== Required task ==
Give only one thing: the number of lines that include the word "Average".

== Extracted information ==

/---

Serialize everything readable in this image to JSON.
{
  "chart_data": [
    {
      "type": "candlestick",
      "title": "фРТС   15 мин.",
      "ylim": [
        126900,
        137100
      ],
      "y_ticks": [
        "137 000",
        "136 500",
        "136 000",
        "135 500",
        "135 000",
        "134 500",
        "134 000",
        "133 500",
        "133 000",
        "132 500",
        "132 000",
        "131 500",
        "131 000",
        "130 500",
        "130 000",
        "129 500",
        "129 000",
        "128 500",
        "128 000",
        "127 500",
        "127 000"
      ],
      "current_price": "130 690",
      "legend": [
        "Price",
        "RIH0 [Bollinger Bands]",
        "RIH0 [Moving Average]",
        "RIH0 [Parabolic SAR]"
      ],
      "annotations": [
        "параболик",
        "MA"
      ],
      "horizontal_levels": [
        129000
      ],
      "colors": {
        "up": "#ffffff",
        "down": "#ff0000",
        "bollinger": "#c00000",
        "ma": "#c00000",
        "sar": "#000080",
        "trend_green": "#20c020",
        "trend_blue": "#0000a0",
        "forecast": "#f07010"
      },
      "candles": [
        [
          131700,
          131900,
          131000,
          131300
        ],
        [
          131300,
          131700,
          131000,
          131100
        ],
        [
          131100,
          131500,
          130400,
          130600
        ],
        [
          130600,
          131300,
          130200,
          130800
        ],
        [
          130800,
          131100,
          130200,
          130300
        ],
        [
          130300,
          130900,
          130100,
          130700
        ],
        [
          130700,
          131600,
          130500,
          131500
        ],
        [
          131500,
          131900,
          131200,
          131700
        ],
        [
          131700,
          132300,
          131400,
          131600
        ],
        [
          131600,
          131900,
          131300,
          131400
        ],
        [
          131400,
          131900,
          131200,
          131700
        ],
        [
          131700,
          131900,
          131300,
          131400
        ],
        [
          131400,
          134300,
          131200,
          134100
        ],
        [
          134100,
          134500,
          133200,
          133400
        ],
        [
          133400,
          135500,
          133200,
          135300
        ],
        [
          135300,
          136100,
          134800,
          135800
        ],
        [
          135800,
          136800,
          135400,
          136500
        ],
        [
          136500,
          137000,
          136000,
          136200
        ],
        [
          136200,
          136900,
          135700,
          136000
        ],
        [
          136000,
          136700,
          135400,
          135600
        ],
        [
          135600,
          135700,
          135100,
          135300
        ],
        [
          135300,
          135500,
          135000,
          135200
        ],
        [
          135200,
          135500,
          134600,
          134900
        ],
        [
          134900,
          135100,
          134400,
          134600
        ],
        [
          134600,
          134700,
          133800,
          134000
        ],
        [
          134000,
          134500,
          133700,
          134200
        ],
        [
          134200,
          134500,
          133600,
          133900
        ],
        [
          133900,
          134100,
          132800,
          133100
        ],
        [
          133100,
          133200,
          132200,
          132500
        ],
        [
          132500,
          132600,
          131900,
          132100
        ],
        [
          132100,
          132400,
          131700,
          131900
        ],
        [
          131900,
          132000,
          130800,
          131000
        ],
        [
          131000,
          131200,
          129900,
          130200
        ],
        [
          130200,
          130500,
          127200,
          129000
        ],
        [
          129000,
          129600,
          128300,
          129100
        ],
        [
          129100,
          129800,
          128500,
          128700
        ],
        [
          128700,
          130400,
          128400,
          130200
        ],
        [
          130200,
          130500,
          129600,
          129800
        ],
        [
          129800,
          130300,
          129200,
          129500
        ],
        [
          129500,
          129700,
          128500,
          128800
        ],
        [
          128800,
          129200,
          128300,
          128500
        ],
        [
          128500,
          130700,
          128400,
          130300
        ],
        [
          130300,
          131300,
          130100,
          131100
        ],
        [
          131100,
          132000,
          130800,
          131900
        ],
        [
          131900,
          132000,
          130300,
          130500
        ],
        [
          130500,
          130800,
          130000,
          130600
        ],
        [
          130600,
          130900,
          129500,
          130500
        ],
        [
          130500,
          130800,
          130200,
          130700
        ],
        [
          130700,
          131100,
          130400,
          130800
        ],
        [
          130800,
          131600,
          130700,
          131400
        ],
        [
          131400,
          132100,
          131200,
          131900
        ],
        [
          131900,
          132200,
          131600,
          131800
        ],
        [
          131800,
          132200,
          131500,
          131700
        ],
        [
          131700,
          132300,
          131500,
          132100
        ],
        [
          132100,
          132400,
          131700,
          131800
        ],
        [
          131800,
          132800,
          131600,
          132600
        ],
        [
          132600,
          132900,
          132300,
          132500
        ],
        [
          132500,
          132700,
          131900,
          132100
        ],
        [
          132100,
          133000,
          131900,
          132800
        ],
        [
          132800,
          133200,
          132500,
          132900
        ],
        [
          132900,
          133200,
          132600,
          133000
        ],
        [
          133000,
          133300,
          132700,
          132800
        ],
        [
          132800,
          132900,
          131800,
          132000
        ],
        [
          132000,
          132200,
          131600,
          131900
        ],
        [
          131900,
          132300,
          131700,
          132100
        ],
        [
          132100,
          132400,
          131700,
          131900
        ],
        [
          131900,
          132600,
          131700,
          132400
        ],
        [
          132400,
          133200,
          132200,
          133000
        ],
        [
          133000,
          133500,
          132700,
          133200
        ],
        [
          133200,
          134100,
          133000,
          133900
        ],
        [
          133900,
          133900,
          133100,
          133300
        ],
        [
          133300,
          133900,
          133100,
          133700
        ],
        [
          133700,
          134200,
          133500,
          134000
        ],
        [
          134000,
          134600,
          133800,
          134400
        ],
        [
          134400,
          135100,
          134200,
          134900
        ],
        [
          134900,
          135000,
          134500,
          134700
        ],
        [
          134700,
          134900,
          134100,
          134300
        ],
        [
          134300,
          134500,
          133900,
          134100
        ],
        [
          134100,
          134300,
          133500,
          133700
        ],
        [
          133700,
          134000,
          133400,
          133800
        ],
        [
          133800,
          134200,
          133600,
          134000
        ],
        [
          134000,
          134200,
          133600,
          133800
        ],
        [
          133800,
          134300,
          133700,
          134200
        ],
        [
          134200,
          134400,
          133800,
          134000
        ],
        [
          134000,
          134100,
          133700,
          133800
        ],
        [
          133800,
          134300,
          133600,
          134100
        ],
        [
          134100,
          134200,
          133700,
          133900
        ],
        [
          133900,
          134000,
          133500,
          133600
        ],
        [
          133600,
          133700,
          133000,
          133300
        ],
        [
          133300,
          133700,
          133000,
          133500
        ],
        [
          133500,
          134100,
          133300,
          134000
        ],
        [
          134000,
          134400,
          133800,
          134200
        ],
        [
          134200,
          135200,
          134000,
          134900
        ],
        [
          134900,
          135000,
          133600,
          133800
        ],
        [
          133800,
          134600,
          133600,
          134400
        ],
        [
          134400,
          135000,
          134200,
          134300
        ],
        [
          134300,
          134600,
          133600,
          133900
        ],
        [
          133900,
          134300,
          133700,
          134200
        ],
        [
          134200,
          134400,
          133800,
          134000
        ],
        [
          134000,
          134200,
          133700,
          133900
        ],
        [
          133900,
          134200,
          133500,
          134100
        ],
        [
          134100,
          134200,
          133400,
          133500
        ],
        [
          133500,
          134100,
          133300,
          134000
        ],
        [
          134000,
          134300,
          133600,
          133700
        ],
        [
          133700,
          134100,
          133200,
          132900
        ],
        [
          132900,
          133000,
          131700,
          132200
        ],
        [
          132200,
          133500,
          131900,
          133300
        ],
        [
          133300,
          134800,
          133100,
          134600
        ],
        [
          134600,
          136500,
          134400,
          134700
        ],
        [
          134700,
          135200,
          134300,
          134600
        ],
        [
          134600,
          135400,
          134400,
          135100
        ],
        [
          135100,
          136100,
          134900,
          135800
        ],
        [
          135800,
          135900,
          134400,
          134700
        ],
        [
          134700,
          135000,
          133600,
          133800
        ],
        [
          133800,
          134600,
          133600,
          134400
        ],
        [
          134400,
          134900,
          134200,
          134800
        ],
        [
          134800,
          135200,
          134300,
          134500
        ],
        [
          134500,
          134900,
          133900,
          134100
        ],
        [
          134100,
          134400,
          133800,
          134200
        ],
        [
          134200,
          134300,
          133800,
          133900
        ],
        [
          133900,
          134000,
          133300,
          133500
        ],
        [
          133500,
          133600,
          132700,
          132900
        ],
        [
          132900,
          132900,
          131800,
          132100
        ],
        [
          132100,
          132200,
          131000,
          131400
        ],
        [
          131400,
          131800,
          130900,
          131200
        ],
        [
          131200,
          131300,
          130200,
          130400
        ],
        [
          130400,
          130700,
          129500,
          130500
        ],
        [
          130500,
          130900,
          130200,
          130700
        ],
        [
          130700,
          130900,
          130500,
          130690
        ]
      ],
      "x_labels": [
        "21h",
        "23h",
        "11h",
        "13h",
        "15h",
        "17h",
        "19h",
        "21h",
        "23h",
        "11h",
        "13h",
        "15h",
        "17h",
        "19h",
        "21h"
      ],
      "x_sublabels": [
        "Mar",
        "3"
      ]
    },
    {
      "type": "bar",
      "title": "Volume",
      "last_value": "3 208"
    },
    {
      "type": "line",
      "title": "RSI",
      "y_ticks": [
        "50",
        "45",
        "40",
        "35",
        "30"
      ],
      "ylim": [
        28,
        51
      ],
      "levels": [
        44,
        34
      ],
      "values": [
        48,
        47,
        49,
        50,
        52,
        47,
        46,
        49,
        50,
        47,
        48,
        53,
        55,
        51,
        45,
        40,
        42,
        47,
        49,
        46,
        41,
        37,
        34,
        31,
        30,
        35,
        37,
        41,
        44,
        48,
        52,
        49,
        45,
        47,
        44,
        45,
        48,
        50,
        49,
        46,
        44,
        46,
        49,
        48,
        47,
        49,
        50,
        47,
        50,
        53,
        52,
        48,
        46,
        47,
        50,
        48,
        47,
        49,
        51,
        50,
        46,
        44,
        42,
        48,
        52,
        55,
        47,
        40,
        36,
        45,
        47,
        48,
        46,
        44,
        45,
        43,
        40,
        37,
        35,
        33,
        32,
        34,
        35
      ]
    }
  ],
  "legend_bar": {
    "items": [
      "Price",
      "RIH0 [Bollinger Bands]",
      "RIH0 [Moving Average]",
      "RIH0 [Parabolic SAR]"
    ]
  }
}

\---

== Answer to this task ==
2